### GOAL
Convert only the part of the rows below that opens with the line containing "data-point <box>983 242 991 250</box>" and closes with the line containing "group-n: （n=13） <box>548 406 677 450</box>" into a numbered list, both end lines included and blank lines omitted.
start
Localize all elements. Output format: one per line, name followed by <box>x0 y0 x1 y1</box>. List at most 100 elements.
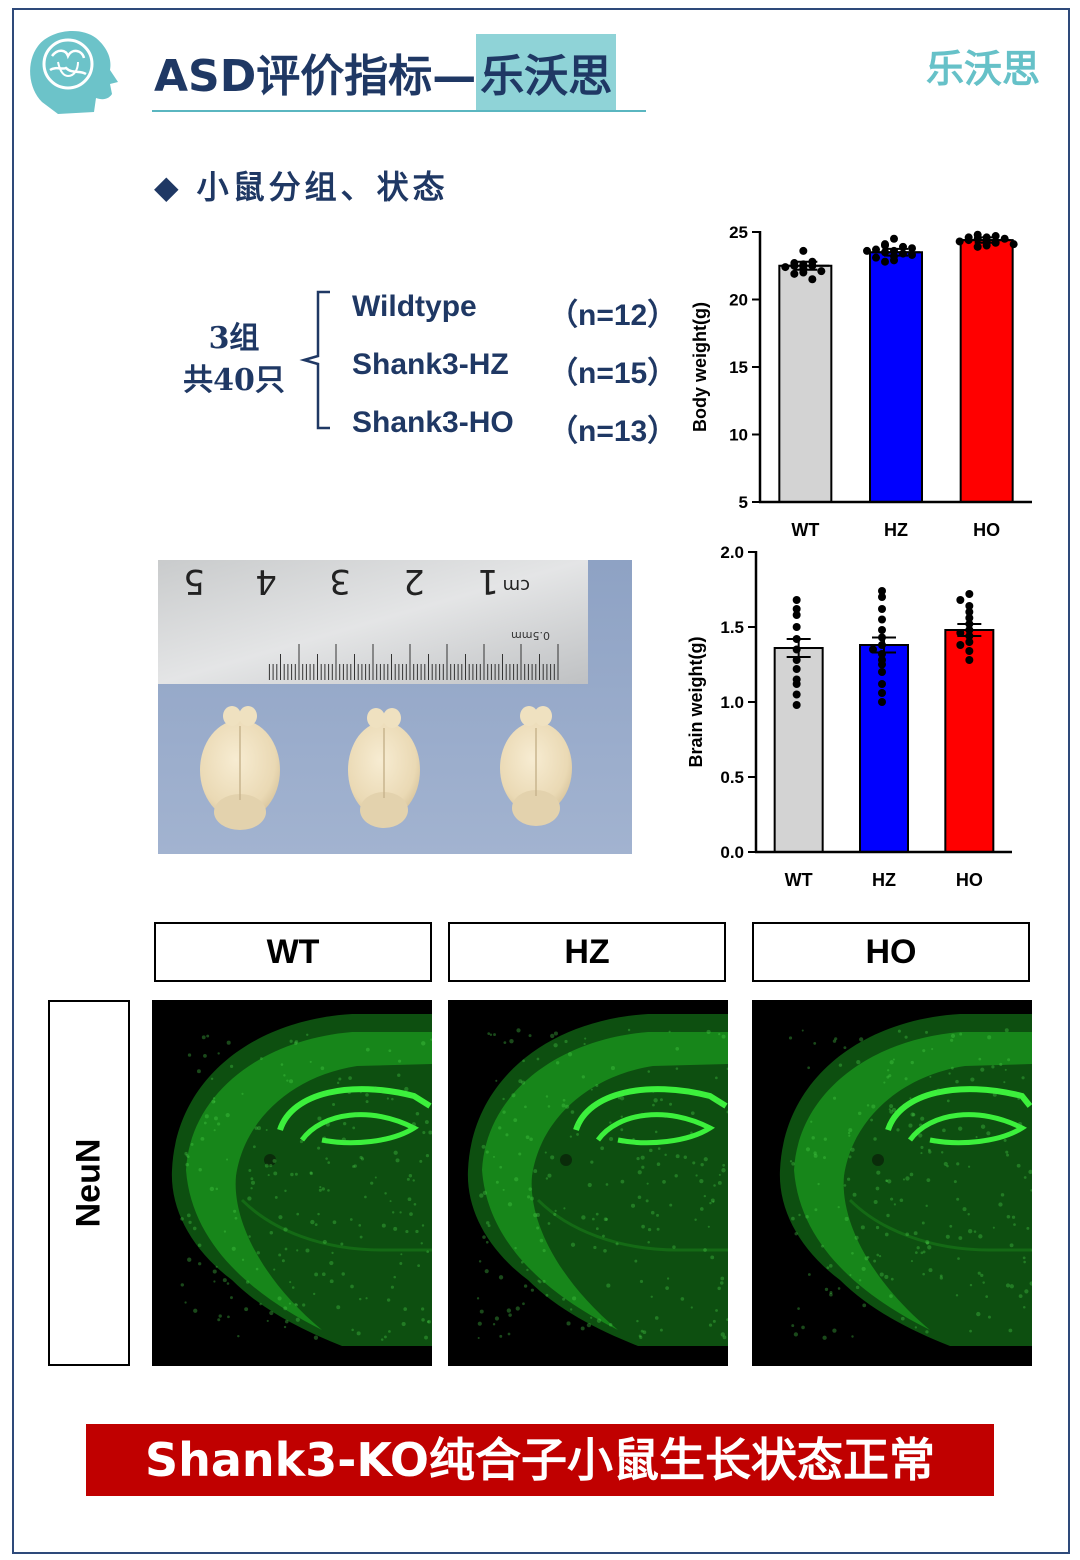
data-point <box>983 242 991 250</box>
data-point <box>965 590 973 598</box>
brace-icon <box>290 290 334 430</box>
data-point <box>878 689 886 697</box>
y-tick-label: 1.0 <box>720 693 744 712</box>
y-axis-label: Brain weight(g) <box>686 637 706 768</box>
ruler-number: 3 <box>329 561 351 601</box>
data-point <box>878 587 886 595</box>
neun-slice-ho <box>752 1000 1032 1366</box>
column-header-hz: HZ <box>448 922 726 982</box>
brain-weight-chart: Brain weight(g) WT HZ HO 0.0 0.5 1.0 1.5 2.0 <box>686 540 1026 890</box>
neun-section-drawing <box>172 1014 432 1346</box>
neun-section-drawing <box>780 1014 1032 1346</box>
y-tick-label: 5 <box>739 493 748 512</box>
title-main: ASD评价指标— <box>154 40 476 104</box>
brain-weight-chart-svg: Brain weight(g) WT HZ HO 0.0 0.5 1.0 1.5 2.0 <box>686 540 1026 890</box>
data-point <box>965 233 973 241</box>
data-point <box>878 641 886 649</box>
data-point <box>793 605 801 613</box>
data-point <box>1010 240 1018 248</box>
group-n: （n=12） <box>548 290 677 334</box>
y-tick-label: 25 <box>729 223 748 242</box>
data-point <box>881 258 889 266</box>
x-tick-label: HO <box>973 520 1000 540</box>
data-point <box>878 616 886 624</box>
ruler-unit: cm <box>503 575 530 596</box>
animals-count: 共40只 <box>176 360 292 402</box>
data-point <box>793 646 801 654</box>
section-heading: ◆ 小鼠分组、状态 <box>154 162 449 208</box>
x-tick-label: HZ <box>884 520 908 540</box>
body-weight-chart: Body weight(g) WT HZ HO 5 10 15 20 25 <box>690 220 1040 550</box>
data-point <box>899 250 907 258</box>
y-axis-label: Body weight(g) <box>690 302 710 432</box>
y-tick-label: 0.5 <box>720 768 744 787</box>
data-point <box>793 665 801 673</box>
groups-count: 3组 <box>176 318 292 360</box>
data-point <box>992 232 1000 240</box>
data-point <box>881 248 889 256</box>
data-point <box>872 246 880 254</box>
data-point <box>974 231 982 239</box>
neun-slice-hz <box>448 1000 728 1366</box>
brain-head-logo-icon <box>22 22 124 118</box>
y-tick-label: 20 <box>729 291 748 310</box>
group-n: （n=13） <box>548 406 677 450</box>
column-header-ho: HO <box>752 922 1030 982</box>
title-underline <box>152 110 646 112</box>
neun-slice-wt <box>152 1000 432 1366</box>
ruler-number: 4 <box>255 561 277 601</box>
data-point <box>878 605 886 613</box>
page-title: ASD评价指标— 乐沃思 <box>154 36 616 108</box>
data-point <box>793 656 801 664</box>
section-title: 小鼠分组、状态 <box>197 168 449 206</box>
data-point <box>878 698 886 706</box>
data-point <box>956 629 964 637</box>
data-point <box>878 668 886 676</box>
x-tick-label: WT <box>791 520 819 540</box>
conclusion-banner: Shank3-KO纯合子小鼠生长状态正常 <box>86 1424 994 1496</box>
data-point <box>790 259 798 267</box>
row-label-neun: NeuN <box>48 1000 130 1366</box>
data-point <box>965 647 973 655</box>
data-point <box>965 656 973 664</box>
group-row-wildtype: Wildtype （n=12） <box>352 290 477 324</box>
data-point <box>878 661 886 669</box>
data-point <box>890 235 898 243</box>
x-tick-label: WT <box>785 870 813 890</box>
bar <box>779 266 831 502</box>
group-name: Shank3-HO <box>352 406 514 439</box>
ruler-number: 1 <box>477 561 499 601</box>
data-point <box>983 233 991 241</box>
data-point <box>799 260 807 268</box>
data-point <box>808 258 816 266</box>
y-tick-label: 0.0 <box>720 843 744 862</box>
data-point <box>878 650 886 658</box>
data-point <box>790 270 798 278</box>
data-point <box>956 641 964 649</box>
data-point <box>863 247 871 255</box>
neun-section-drawing <box>468 1014 728 1346</box>
group-row-hz: Shank3-HZ （n=15） <box>352 348 509 382</box>
column-header-wt: WT <box>154 922 432 982</box>
ruler-number: 2 <box>403 561 425 601</box>
data-point <box>965 602 973 610</box>
bar <box>860 645 908 852</box>
bar <box>870 252 922 502</box>
data-point <box>890 247 898 255</box>
data-point <box>974 243 982 251</box>
data-point <box>781 263 789 271</box>
x-tick-label: HO <box>956 870 983 890</box>
data-point <box>799 247 807 255</box>
group-n: （n=15） <box>548 348 677 392</box>
data-point <box>793 623 801 631</box>
data-point <box>956 596 964 604</box>
data-point <box>817 267 825 275</box>
data-point <box>1001 235 1009 243</box>
data-point <box>808 275 816 283</box>
data-point <box>793 635 801 643</box>
data-point <box>890 256 898 264</box>
data-point <box>793 680 801 688</box>
data-point <box>878 626 886 634</box>
data-point <box>793 596 801 604</box>
neun-label: NeuN <box>70 1139 109 1228</box>
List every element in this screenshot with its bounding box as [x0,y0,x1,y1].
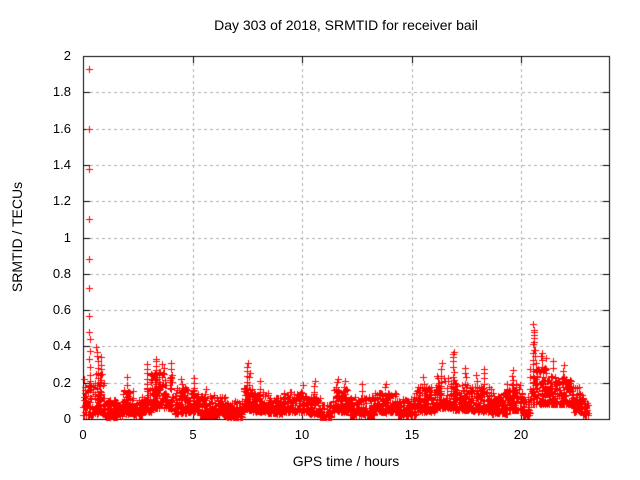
x-tick-label: 15 [404,427,420,442]
y-tick-label: 0.8 [52,266,71,281]
x-tick-label: 20 [513,427,529,442]
y-tick-label: 1 [63,230,71,245]
x-tick-label: 10 [294,427,310,442]
y-tick-label: 2 [63,48,71,63]
y-tick-label: 0.2 [52,375,71,390]
y-tick-label: 0 [63,411,71,426]
y-tick-label: 1.8 [52,84,71,99]
x-tick-label: 5 [189,427,197,442]
y-tick-label: 0.4 [52,338,71,353]
y-tick-label: 1.2 [52,193,71,208]
x-axis-label: GPS time / hours [292,453,400,469]
y-tick-label: 1.6 [52,121,71,136]
y-tick-label: 1.4 [52,157,71,172]
chart-title: Day 303 of 2018, SRMTID for receiver bai… [214,17,478,33]
y-tick-label: 0.6 [52,302,71,317]
x-tick-label: 0 [79,427,87,442]
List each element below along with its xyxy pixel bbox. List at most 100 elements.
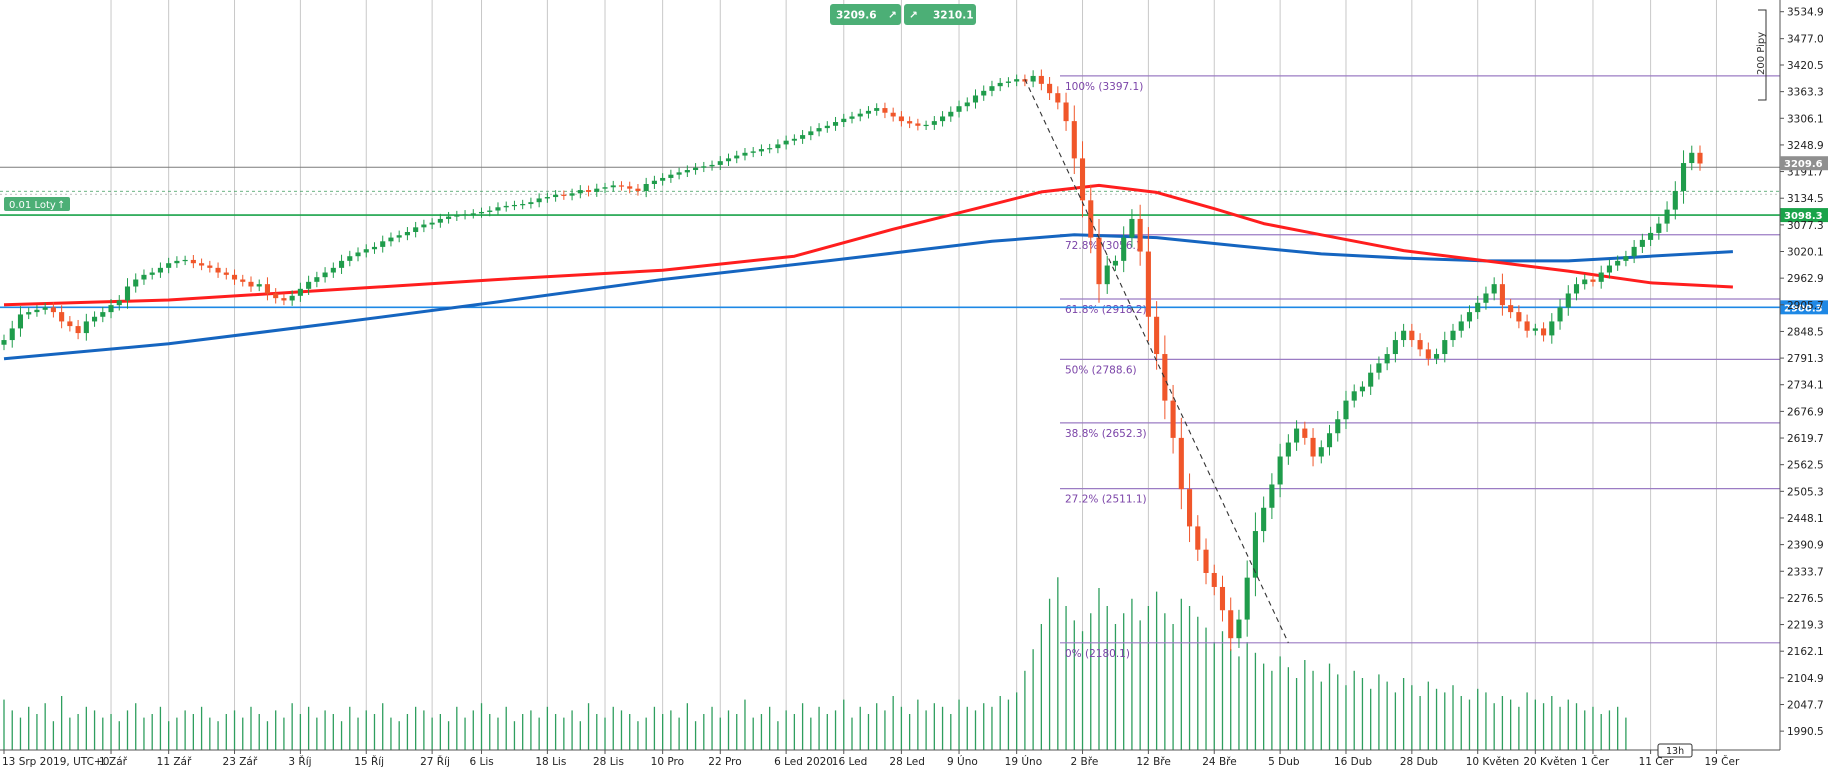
end
### PROBLEM SOLUTION
1. data-point <box>983 242 991 250</box>
2. data-point <box>965 590 973 598</box>
3. brace-icon <box>290 290 334 430</box>
4. data-point <box>878 689 886 697</box>
5. y-tick-label: 1.0 <box>720 693 744 712</box>
6. y-axis-label: Brain weight(g) <box>686 637 706 768</box>
7. ruler-number: 3 <box>329 561 351 601</box>
8. data-point <box>878 587 886 595</box>
9. neun-slice-ho <box>752 1000 1032 1366</box>
10. column-header-hz: HZ <box>448 922 726 982</box>
11. brain-weight-chart: Brain weight(g) WT HZ HO 0.0 0.5 1.0 1.5 2.0 <box>686 540 1026 890</box>
12. neun-section-drawing <box>172 1014 432 1346</box>
13. neun-section-drawing <box>780 1014 1032 1346</box>
14. y-tick-label: 5 <box>739 493 748 512</box>
15. title-main: ASD评价指标— <box>154 40 476 104</box>
16. brain-weight-chart-svg: Brain weight(g) WT HZ HO 0.0 0.5 1.0 1.5 2.0 <box>686 540 1026 890</box>
17. data-point <box>965 233 973 241</box>
18. data-point <box>878 641 886 649</box>
19. data-point <box>793 605 801 613</box>
20. data-point <box>1010 240 1018 248</box>
21. group-n: （n=12） <box>548 290 677 334</box>
22. y-tick-label: 25 <box>729 223 748 242</box>
23. data-point <box>881 258 889 266</box>
24. x-tick-label: HO <box>973 520 1000 540</box>
25. data-point <box>878 616 886 624</box>
26. ruler-unit: cm <box>503 575 530 596</box>
27. animals-count: 共40只 <box>176 360 292 402</box>
28. data-point <box>793 646 801 654</box>
29. section-heading: ◆ 小鼠分组、状态 <box>154 162 449 208</box>
30. x-tick-label: HZ <box>884 520 908 540</box>
31. body-weight-chart: Body weight(g) WT HZ HO 5 10 15 20 25 <box>690 220 1040 550</box>
32. data-point <box>899 250 907 258</box>
33. y-axis-label: Body weight(g) <box>690 302 710 432</box>
34. y-tick-label: 0.5 <box>720 768 744 787</box>
35. data-point <box>793 665 801 673</box>
36. groups-count: 3组 <box>176 318 292 360</box>
37. data-point <box>992 232 1000 240</box>
38. data-point <box>881 248 889 256</box>
39. data-point <box>872 246 880 254</box>
40. data-point <box>974 231 982 239</box>
41. neun-slice-hz <box>448 1000 728 1366</box>
42. brain-head-logo-icon <box>22 22 124 118</box>
43. y-tick-label: 20 <box>729 291 748 310</box>
44. group-n: （n=13） <box>548 406 677 450</box>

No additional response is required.